Starting with the first line of the entries and going on through the line with "legend-label: 161, BEECH", output each line as one string in a JSON list, leaving out blank lines.

→ Task data:
##########
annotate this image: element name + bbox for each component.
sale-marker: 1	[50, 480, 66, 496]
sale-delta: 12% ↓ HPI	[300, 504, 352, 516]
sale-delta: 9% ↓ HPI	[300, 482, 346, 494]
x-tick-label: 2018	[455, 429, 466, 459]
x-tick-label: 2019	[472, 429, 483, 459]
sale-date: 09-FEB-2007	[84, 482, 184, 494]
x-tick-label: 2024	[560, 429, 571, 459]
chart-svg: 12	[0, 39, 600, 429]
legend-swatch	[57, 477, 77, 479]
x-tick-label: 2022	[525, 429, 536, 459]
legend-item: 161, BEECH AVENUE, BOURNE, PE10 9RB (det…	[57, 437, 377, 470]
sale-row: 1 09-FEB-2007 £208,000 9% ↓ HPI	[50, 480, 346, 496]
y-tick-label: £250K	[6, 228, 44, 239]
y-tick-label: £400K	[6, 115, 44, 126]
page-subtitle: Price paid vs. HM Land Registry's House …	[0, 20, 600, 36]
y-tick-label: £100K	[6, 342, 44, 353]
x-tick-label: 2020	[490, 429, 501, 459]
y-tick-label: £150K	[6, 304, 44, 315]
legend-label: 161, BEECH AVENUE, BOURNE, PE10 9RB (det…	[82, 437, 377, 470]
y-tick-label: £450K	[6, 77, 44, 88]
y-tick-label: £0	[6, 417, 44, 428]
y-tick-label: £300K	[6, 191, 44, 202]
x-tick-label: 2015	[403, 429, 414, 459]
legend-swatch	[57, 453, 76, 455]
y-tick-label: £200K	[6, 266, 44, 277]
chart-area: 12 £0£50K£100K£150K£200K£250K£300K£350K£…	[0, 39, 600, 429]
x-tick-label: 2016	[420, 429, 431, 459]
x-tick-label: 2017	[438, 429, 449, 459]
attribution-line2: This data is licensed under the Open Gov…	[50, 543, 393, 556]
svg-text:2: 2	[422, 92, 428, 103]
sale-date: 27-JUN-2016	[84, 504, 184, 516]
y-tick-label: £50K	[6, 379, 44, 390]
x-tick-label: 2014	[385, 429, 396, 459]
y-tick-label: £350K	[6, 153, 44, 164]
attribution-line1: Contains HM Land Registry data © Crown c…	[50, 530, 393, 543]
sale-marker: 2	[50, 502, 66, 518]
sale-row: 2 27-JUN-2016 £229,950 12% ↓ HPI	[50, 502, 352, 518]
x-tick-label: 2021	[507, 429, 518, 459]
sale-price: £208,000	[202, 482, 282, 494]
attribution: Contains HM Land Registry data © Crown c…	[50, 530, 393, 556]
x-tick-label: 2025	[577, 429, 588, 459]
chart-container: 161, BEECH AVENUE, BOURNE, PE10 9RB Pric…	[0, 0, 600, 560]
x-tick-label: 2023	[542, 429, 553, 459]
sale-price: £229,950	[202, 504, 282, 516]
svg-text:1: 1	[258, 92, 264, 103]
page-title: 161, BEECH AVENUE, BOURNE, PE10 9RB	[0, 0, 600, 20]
##########
→ Correct output:
[
  "annotate this image: element name + bbox for each component.",
  "sale-marker: 1\t[50, 480, 66, 496]",
  "sale-delta: 12% ↓ HPI\t[300, 504, 352, 516]",
  "sale-delta: 9% ↓ HPI\t[300, 482, 346, 494]",
  "x-tick-label: 2018\t[455, 429, 466, 459]",
  "x-tick-label: 2019\t[472, 429, 483, 459]",
  "sale-date: 09-FEB-2007\t[84, 482, 184, 494]",
  "x-tick-label: 2024\t[560, 429, 571, 459]",
  "chart-svg: 12\t[0, 39, 600, 429]",
  "legend-swatch\t[57, 477, 77, 479]",
  "x-tick-label: 2022\t[525, 429, 536, 459]",
  "legend-item: 161, BEECH AVENUE, BOURNE, PE10 9RB (det…\t[57, 437, 377, 470]",
  "sale-row: 1 09-FEB-2007 £208,000 9% ↓ HPI\t[50, 480, 346, 496]",
  "y-tick-label: £250K\t[6, 228, 44, 239]",
  "y-tick-label: £400K\t[6, 115, 44, 126]",
  "page-subtitle: Price paid vs. HM Land Registry's House …\t[0, 20, 600, 36]",
  "y-tick-label: £100K\t[6, 342, 44, 353]",
  "x-tick-label: 2020\t[490, 429, 501, 459]",
  "y-tick-label: £150K\t[6, 304, 44, 315]",
  "legend-label: 161, BEECH AVENUE, BOURNE, PE10 9RB (det…\t[82, 437, 377, 470]"
]